■ EXERCISE: Each entry below is to be written out exactly, and the pictures are to be left out.

──────────────────────────────

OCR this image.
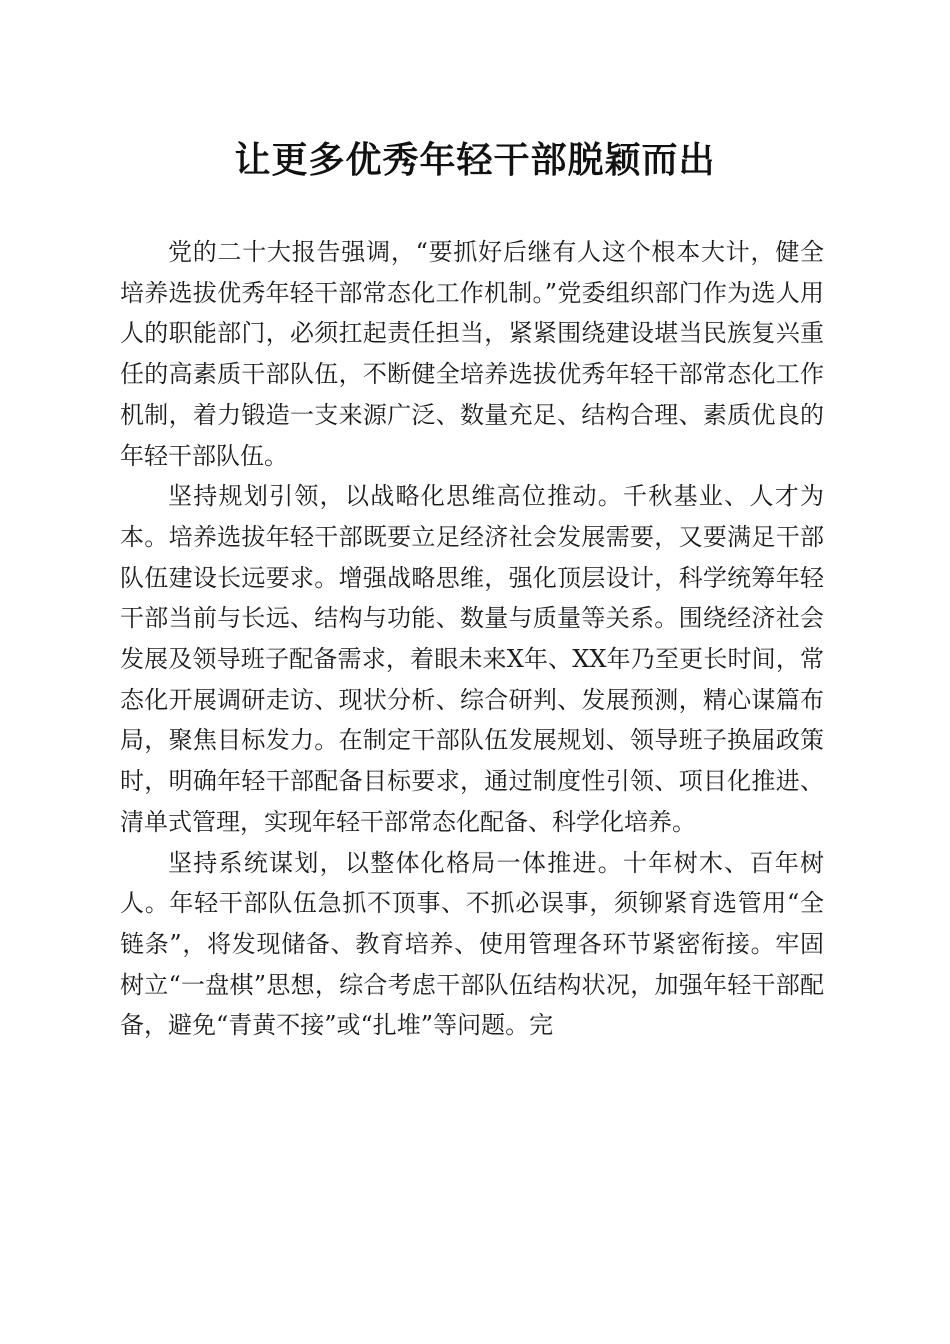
让更多优秀年轻干部脱颖而出

党的二十大报告强调，“要抓好后继有人这个根本大计，健全培养选拔优秀年轻干部常态化工作机制。”党委组织部门作为选人用人的职能部门，必须扛起责任担当，紧紧围绕建设堪当民族复兴重任的高素质干部队伍，不断健全培养选拔优秀年轻干部常态化工作机制，着力锻造一支来源广泛、数量充足、结构合理、素质优良的年轻干部队伍。

坚持规划引领，以战略化思维高位推动。千秋基业、人才为本。培养选拔年轻干部既要立足经济社会发展需要，又要满足干部队伍建设长远要求。增强战略思维，强化顶层设计，科学统筹年轻干部当前与长远、结构与功能、数量与质量等关系。围绕经济社会发展及领导班子配备需求，着眼未来X年、XX年乃至更长时间，常态化开展调研走访、现状分析、综合研判、发展预测，精心谋篇布局，聚焦目标发力。在制定干部队伍发展规划、领导班子换届政策时，明确年轻干部配备目标要求，通过制度性引领、项目化推进、清单式管理，实现年轻干部常态化配备、科学化培养。

坚持系统谋划，以整体化格局一体推进。十年树木、百年树人。年轻干部队伍急抓不顶事、不抓必误事，须铆紧育选管用“全链条”，将发现储备、教育培养、使用管理各环节紧密衔接。牢固树立“一盘棋”思想，综合考虑干部队伍结构状况，加强年轻干部配备，避免“青黄不接”或“扎堆”等问题。完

──────────────────────────────

■ SOLUTION FOR THIS EXERCISE:
OCR this image.
让更多优秀年轻干部脱颖而出

党的二十大报告强调，“要抓好后继有人这个根本大计，健全培养选拔优秀年轻干部常态化工作机制。”党委组织部门作为选人用人的职能部门，必须扛起责任担当，紧紧围绕建设堪当民族复兴重任的高素质干部队伍，不断健全培养选拔优秀年轻干部常态化工作机制，着力锻造一支来源广泛、数量充足、结构合理、素质优良的年轻干部队伍。

坚持规划引领，以战略化思维高位推动。千秋基业、人才为本。培养选拔年轻干部既要立足经济社会发展需要，又要满足干部队伍建设长远要求。增强战略思维，强化顶层设计，科学统筹年轻干部当前与长远、结构与功能、数量与质量等关系。围绕经济社会发展及领导班子配备需求，着眼未来X年、XX年乃至更长时间，常态化开展调研走访、现状分析、综合研判、发展预测，精心谋篇布局，聚焦目标发力。在制定干部队伍发展规划、领导班子换届政策时，明确年轻干部配备目标要求，通过制度性引领、项目化推进、清单式管理，实现年轻干部常态化配备、科学化培养。

坚持系统谋划，以整体化格局一体推进。十年树木、百年树人。年轻干部队伍急抓不顶事、不抓必误事，须铆紧育选管用“全链条”，将发现储备、教育培养、使用管理各环节紧密衔接。牢固树立“一盘棋”思想，综合考虑干部队伍结构状况，加强年轻干部配备，避免“青黄不接”或“扎堆”等问题。完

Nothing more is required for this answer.